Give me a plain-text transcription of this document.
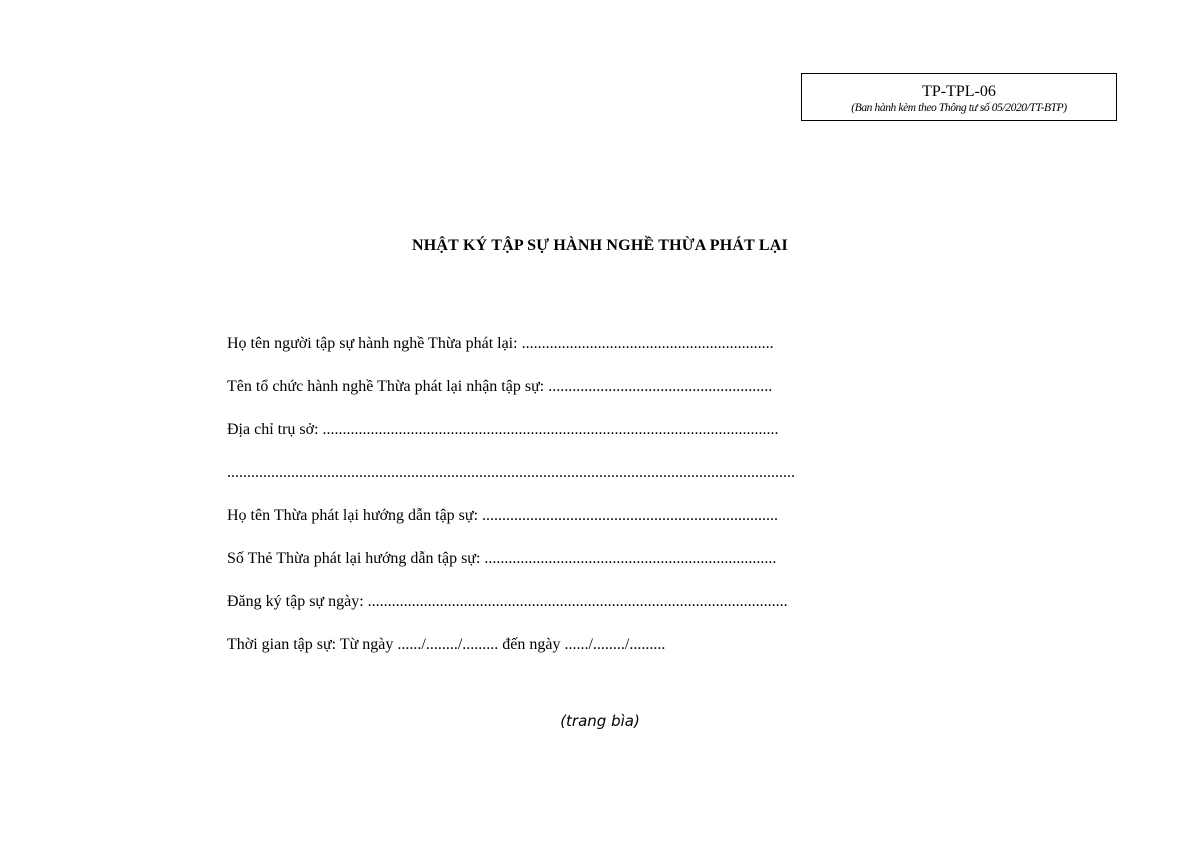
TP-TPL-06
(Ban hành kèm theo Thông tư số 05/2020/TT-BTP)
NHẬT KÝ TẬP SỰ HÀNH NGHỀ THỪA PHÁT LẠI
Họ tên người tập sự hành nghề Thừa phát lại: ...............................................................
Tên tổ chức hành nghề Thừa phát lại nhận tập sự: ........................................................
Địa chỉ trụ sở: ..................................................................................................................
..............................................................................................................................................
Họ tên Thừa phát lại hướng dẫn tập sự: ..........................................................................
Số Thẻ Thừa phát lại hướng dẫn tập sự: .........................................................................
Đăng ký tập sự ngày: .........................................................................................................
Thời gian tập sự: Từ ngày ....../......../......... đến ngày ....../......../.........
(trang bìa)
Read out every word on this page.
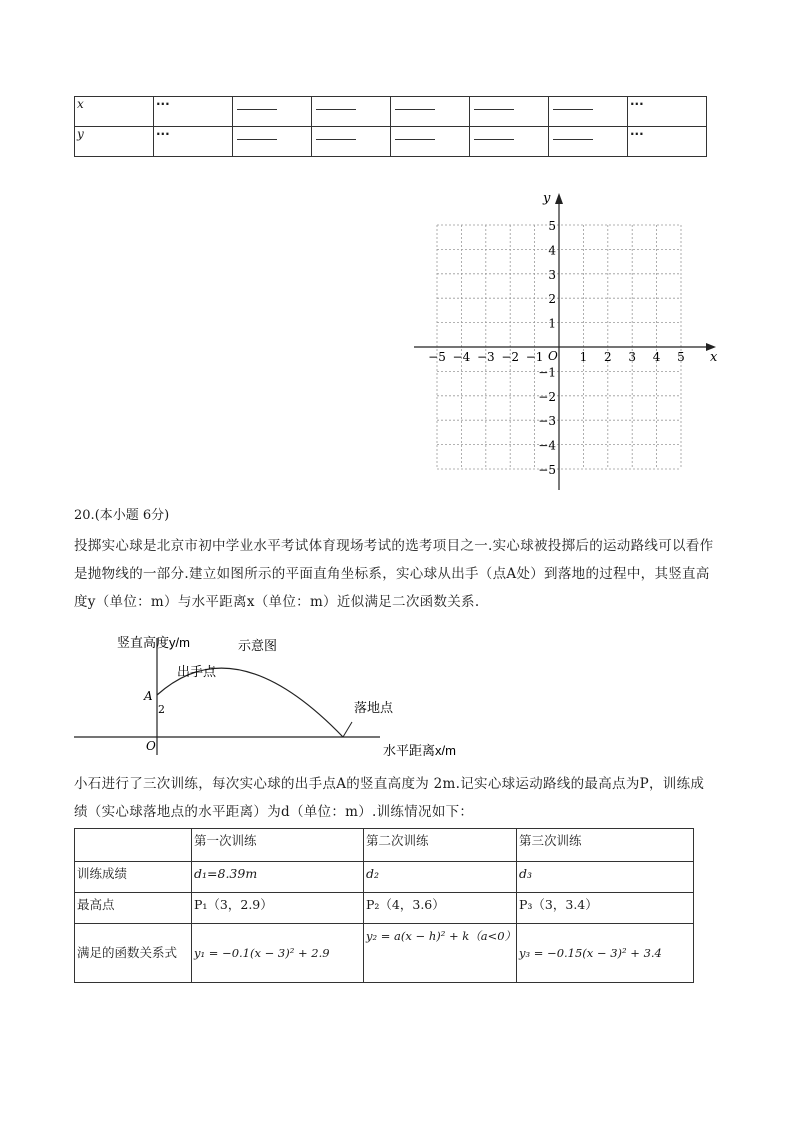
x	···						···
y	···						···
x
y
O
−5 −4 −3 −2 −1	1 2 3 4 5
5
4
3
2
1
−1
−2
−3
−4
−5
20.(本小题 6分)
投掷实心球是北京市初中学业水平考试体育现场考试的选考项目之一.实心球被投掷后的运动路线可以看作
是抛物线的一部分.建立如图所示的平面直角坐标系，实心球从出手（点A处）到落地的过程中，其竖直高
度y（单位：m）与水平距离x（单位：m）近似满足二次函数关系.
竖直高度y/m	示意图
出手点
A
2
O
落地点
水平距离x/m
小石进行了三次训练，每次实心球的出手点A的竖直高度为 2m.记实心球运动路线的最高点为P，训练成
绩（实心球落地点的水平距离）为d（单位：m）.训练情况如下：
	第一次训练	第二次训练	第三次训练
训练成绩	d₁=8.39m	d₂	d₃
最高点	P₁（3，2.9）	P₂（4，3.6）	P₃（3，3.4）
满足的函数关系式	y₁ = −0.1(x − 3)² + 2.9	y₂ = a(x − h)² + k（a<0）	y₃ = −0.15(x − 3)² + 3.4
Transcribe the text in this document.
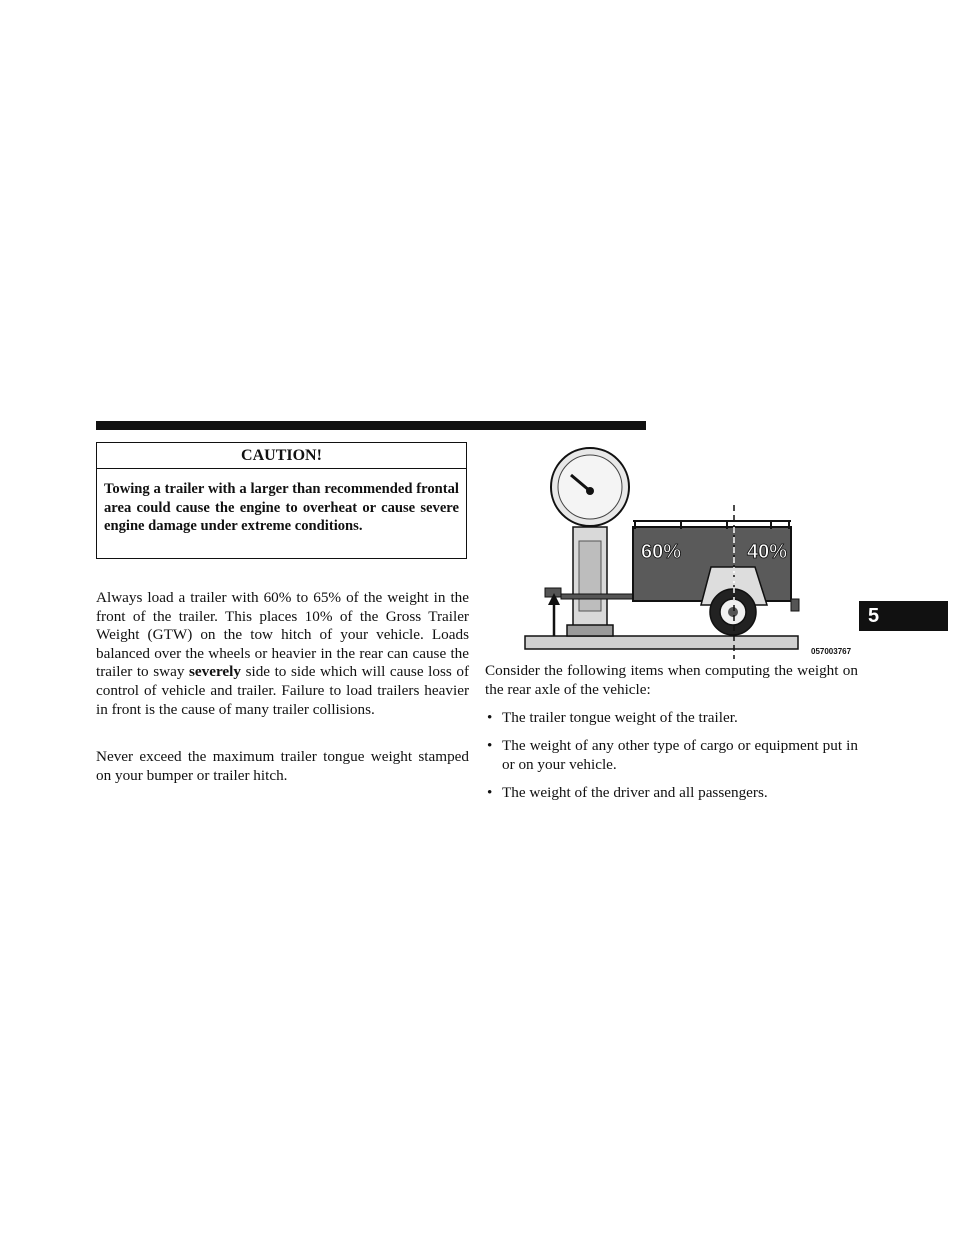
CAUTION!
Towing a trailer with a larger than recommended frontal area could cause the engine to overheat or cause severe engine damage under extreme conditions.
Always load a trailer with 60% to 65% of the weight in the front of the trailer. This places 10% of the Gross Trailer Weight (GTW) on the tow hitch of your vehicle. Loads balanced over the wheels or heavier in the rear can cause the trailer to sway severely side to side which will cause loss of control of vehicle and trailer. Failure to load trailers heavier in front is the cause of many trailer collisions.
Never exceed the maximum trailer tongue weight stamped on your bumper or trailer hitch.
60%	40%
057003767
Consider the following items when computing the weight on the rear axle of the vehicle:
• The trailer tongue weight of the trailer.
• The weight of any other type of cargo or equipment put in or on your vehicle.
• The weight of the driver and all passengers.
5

**Stated goal**
Give every record again exactly, apart from the pictures, which stay out.

**Response**
Give me a plain-text transcription of this document.
TP-TPL-06
(Ban hành kèm theo Thông tư số 05/2020/TT-BTP)
NHẬT KÝ TẬP SỰ HÀNH NGHỀ THỪA PHÁT LẠI
Họ tên người tập sự hành nghề Thừa phát lại: ...............................................................
Tên tổ chức hành nghề Thừa phát lại nhận tập sự: ........................................................
Địa chỉ trụ sở: ..................................................................................................................
..............................................................................................................................................
Họ tên Thừa phát lại hướng dẫn tập sự: ..........................................................................
Số Thẻ Thừa phát lại hướng dẫn tập sự: .........................................................................
Đăng ký tập sự ngày: .........................................................................................................
Thời gian tập sự: Từ ngày ....../......../......... đến ngày ....../......../.........
(trang bìa)
Read out every word on this page.
x	···						···
y	···						···
x
y
O
−5 −4 −3 −2 −1	1 2 3 4 5
5
4
3
2
1
−1
−2
−3
−4
−5
20.(本小题 6分)
投掷实心球是北京市初中学业水平考试体育现场考试的选考项目之一.实心球被投掷后的运动路线可以看作
是抛物线的一部分.建立如图所示的平面直角坐标系，实心球从出手（点A处）到落地的过程中，其竖直高
度y（单位：m）与水平距离x（单位：m）近似满足二次函数关系.
竖直高度y/m	示意图
出手点
A
2
O
落地点
水平距离x/m
小石进行了三次训练，每次实心球的出手点A的竖直高度为 2m.记实心球运动路线的最高点为P，训练成
绩（实心球落地点的水平距离）为d（单位：m）.训练情况如下：
	第一次训练	第二次训练	第三次训练
训练成绩	d₁=8.39m	d₂	d₃
最高点	P₁（3，2.9）	P₂（4，3.6）	P₃（3，3.4）
满足的函数关系式	y₁ = −0.1(x − 3)² + 2.9	y₂ = a(x − h)² + k（a<0）	y₃ = −0.15(x − 3)² + 3.4
Transcribe the text in this document.
CAUTION!
Towing a trailer with a larger than recommended frontal area could cause the engine to overheat or cause severe engine damage under extreme conditions.
Always load a trailer with 60% to 65% of the weight in the front of the trailer. This places 10% of the Gross Trailer Weight (GTW) on the tow hitch of your vehicle. Loads balanced over the wheels or heavier in the rear can cause the trailer to sway severely side to side which will cause loss of control of vehicle and trailer. Failure to load trailers heavier in front is the cause of many trailer collisions.
Never exceed the maximum trailer tongue weight stamped on your bumper or trailer hitch.
60%	40%
057003767
Consider the following items when computing the weight on the rear axle of the vehicle:
• The trailer tongue weight of the trailer.
• The weight of any other type of cargo or equipment put in or on your vehicle.
• The weight of the driver and all passengers.
5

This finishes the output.